[Your instructions]:
Exactly as given, repeat all of the entries.

[Items]:
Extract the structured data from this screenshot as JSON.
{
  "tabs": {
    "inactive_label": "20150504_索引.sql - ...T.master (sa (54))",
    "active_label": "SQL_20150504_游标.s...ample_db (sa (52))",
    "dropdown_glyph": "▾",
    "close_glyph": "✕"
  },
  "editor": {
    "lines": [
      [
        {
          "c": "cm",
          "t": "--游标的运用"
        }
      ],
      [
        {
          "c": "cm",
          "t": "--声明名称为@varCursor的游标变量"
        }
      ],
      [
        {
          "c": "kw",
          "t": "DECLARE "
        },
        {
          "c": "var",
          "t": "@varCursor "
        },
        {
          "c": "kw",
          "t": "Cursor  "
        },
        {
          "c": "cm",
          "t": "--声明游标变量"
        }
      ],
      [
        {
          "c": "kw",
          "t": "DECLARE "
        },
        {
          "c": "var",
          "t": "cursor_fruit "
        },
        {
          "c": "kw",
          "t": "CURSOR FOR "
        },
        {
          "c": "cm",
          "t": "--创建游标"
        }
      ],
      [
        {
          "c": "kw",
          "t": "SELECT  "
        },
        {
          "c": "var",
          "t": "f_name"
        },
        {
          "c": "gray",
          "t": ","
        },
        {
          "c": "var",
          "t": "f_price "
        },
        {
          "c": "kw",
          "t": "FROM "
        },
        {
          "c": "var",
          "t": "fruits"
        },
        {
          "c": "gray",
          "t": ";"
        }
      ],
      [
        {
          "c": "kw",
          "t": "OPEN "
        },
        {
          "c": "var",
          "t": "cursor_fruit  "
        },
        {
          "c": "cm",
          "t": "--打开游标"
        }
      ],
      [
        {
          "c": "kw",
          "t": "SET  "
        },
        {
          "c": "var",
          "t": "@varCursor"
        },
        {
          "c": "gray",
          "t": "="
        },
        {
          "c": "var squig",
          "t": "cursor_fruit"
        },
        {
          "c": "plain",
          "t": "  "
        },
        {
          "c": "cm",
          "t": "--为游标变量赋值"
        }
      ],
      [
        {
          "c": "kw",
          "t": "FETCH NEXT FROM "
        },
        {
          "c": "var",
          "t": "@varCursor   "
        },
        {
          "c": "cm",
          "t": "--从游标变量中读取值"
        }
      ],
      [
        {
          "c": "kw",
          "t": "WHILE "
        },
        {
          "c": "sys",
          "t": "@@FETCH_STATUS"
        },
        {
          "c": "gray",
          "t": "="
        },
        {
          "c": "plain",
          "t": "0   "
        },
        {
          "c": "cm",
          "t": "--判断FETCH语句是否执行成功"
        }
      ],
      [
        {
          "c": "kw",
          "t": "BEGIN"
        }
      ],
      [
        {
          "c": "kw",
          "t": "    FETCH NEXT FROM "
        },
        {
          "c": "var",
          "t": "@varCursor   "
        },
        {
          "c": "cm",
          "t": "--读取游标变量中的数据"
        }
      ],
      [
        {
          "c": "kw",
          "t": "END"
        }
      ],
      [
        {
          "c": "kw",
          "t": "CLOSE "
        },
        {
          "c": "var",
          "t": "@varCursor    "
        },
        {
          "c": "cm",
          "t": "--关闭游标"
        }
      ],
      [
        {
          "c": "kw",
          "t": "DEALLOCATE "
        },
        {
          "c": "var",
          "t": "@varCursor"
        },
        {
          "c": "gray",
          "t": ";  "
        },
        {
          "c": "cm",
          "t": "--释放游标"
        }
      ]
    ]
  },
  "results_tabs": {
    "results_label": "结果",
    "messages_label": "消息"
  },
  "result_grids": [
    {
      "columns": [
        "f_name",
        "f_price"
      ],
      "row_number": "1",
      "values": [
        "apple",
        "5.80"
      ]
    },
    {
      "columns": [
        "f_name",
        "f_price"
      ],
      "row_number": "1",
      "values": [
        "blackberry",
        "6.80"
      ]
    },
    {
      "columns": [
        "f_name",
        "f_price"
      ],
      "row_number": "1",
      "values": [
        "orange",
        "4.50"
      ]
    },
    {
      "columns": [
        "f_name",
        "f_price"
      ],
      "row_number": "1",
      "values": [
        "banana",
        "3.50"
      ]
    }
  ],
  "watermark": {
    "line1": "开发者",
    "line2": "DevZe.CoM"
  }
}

[Task output]:
Extract the structured data from this screenshot as JSON.
{
  "tabs": {
    "inactive_label": "20150504_索引.sql - ...T.master (sa (54))",
    "active_label": "SQL_20150504_游标.s...ample_db (sa (52))",
    "dropdown_glyph": "▾",
    "close_glyph": "✕"
  },
  "editor": {
    "lines": [
      [
        {
          "c": "cm",
          "t": "--游标的运用"
        }
      ],
      [
        {
          "c": "cm",
          "t": "--声明名称为@varCursor的游标变量"
        }
      ],
      [
        {
          "c": "kw",
          "t": "DECLARE "
        },
        {
          "c": "var",
          "t": "@varCursor "
        },
        {
          "c": "kw",
          "t": "Cursor  "
        },
        {
          "c": "cm",
          "t": "--声明游标变量"
        }
      ],
      [
        {
          "c": "kw",
          "t": "DECLARE "
        },
        {
          "c": "var",
          "t": "cursor_fruit "
        },
        {
          "c": "kw",
          "t": "CURSOR FOR "
        },
        {
          "c": "cm",
          "t": "--创建游标"
        }
      ],
      [
        {
          "c": "kw",
          "t": "SELECT  "
        },
        {
          "c": "var",
          "t": "f_name"
        },
        {
          "c": "gray",
          "t": ","
        },
        {
          "c": "var",
          "t": "f_price "
        },
        {
          "c": "kw",
          "t": "FROM "
        },
        {
          "c": "var",
          "t": "fruits"
        },
        {
          "c": "gray",
          "t": ";"
        }
      ],
      [
        {
          "c": "kw",
          "t": "OPEN "
        },
        {
          "c": "var",
          "t": "cursor_fruit  "
        },
        {
          "c": "cm",
          "t": "--打开游标"
        }
      ],
      [
        {
          "c": "kw",
          "t": "SET  "
        },
        {
          "c": "var",
          "t": "@varCursor"
        },
        {
          "c": "gray",
          "t": "="
        },
        {
          "c": "var squig",
          "t": "cursor_fruit"
        },
        {
          "c": "plain",
          "t": "  "
        },
        {
          "c": "cm",
          "t": "--为游标变量赋值"
        }
      ],
      [
        {
          "c": "kw",
          "t": "FETCH NEXT FROM "
        },
        {
          "c": "var",
          "t": "@varCursor   "
        },
        {
          "c": "cm",
          "t": "--从游标变量中读取值"
        }
      ],
      [
        {
          "c": "kw",
          "t": "WHILE "
        },
        {
          "c": "sys",
          "t": "@@FETCH_STATUS"
        },
        {
          "c": "gray",
          "t": "="
        },
        {
          "c": "plain",
          "t": "0   "
        },
        {
          "c": "cm",
          "t": "--判断FETCH语句是否执行成功"
        }
      ],
      [
        {
          "c": "kw",
          "t": "BEGIN"
        }
      ],
      [
        {
          "c": "kw",
          "t": "    FETCH NEXT FROM "
        },
        {
          "c": "var",
          "t": "@varCursor   "
        },
        {
          "c": "cm",
          "t": "--读取游标变量中的数据"
        }
      ],
      [
        {
          "c": "kw",
          "t": "END"
        }
      ],
      [
        {
          "c": "kw",
          "t": "CLOSE "
        },
        {
          "c": "var",
          "t": "@varCursor    "
        },
        {
          "c": "cm",
          "t": "--关闭游标"
        }
      ],
      [
        {
          "c": "kw",
          "t": "DEALLOCATE "
        },
        {
          "c": "var",
          "t": "@varCursor"
        },
        {
          "c": "gray",
          "t": ";  "
        },
        {
          "c": "cm",
          "t": "--释放游标"
        }
      ]
    ]
  },
  "results_tabs": {
    "results_label": "结果",
    "messages_label": "消息"
  },
  "result_grids": [
    {
      "columns": [
        "f_name",
        "f_price"
      ],
      "row_number": "1",
      "values": [
        "apple",
        "5.80"
      ]
    },
    {
      "columns": [
        "f_name",
        "f_price"
      ],
      "row_number": "1",
      "values": [
        "blackberry",
        "6.80"
      ]
    },
    {
      "columns": [
        "f_name",
        "f_price"
      ],
      "row_number": "1",
      "values": [
        "orange",
        "4.50"
      ]
    },
    {
      "columns": [
        "f_name",
        "f_price"
      ],
      "row_number": "1",
      "values": [
        "banana",
        "3.50"
      ]
    }
  ],
  "watermark": {
    "line1": "开发者",
    "line2": "DevZe.CoM"
  }
}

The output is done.